▶ _Task requirements_
Count how many lines of the material contain the string "Spectral", then give that number and nothing more.
— begin Dataset content —
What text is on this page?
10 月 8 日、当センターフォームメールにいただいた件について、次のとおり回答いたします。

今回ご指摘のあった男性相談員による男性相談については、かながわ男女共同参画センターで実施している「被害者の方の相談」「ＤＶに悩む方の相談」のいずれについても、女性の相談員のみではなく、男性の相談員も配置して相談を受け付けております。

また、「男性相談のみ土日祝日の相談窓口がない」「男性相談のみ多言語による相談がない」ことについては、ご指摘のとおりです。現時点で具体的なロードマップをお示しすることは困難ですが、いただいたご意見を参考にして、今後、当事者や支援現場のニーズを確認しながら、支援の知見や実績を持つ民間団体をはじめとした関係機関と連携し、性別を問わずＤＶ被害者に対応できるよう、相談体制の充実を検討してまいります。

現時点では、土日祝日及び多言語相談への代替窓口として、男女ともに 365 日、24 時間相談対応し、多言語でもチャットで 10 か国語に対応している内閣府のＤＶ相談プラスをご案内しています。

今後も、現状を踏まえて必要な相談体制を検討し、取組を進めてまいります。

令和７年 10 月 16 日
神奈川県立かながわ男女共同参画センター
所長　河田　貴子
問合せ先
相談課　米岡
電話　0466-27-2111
— end Dataset content —
— begin Dataset content —
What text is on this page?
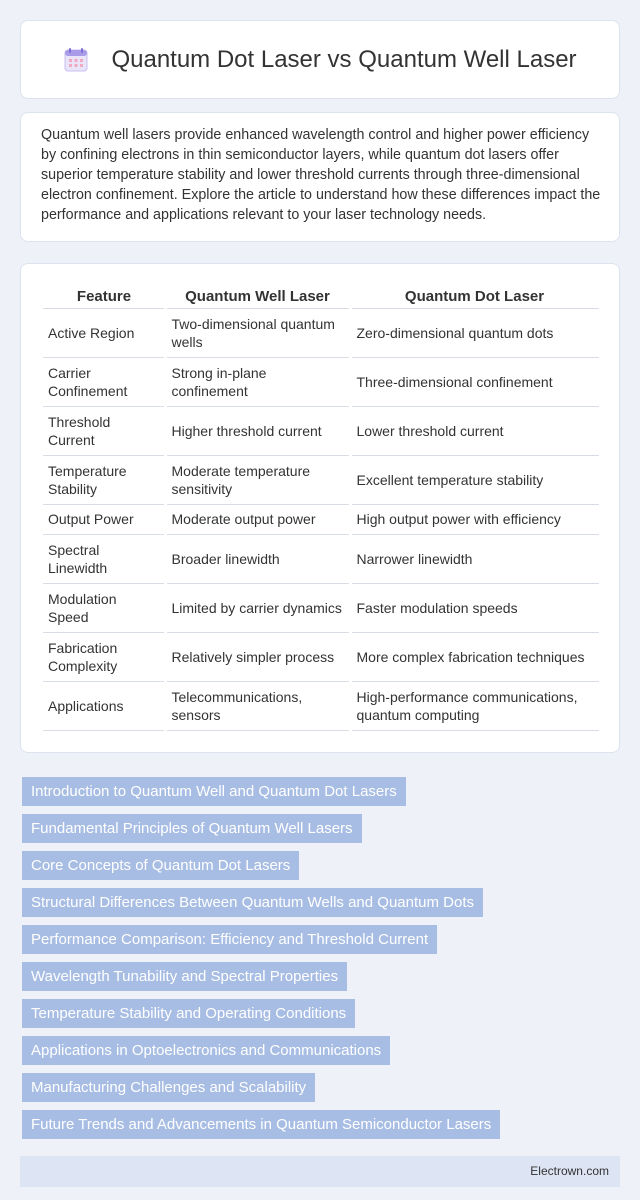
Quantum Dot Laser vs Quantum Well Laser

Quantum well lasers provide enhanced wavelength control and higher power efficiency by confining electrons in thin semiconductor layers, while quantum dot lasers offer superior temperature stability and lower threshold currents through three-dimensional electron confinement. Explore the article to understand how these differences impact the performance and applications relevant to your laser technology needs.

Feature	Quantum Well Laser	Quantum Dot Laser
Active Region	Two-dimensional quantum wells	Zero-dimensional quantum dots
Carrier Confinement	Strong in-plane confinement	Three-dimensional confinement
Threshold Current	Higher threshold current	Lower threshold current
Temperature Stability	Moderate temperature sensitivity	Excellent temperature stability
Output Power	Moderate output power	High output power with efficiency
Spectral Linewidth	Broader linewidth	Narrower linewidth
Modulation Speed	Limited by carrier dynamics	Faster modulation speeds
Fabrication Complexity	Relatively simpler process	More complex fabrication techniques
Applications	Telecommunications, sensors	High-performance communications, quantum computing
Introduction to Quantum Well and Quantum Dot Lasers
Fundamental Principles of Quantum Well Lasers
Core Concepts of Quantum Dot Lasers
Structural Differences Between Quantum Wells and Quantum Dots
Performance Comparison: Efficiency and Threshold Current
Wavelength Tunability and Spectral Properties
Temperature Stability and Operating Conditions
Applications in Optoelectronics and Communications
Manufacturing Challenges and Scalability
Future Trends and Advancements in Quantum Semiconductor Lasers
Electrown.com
— end Dataset content —
▶ _Result of the task_
2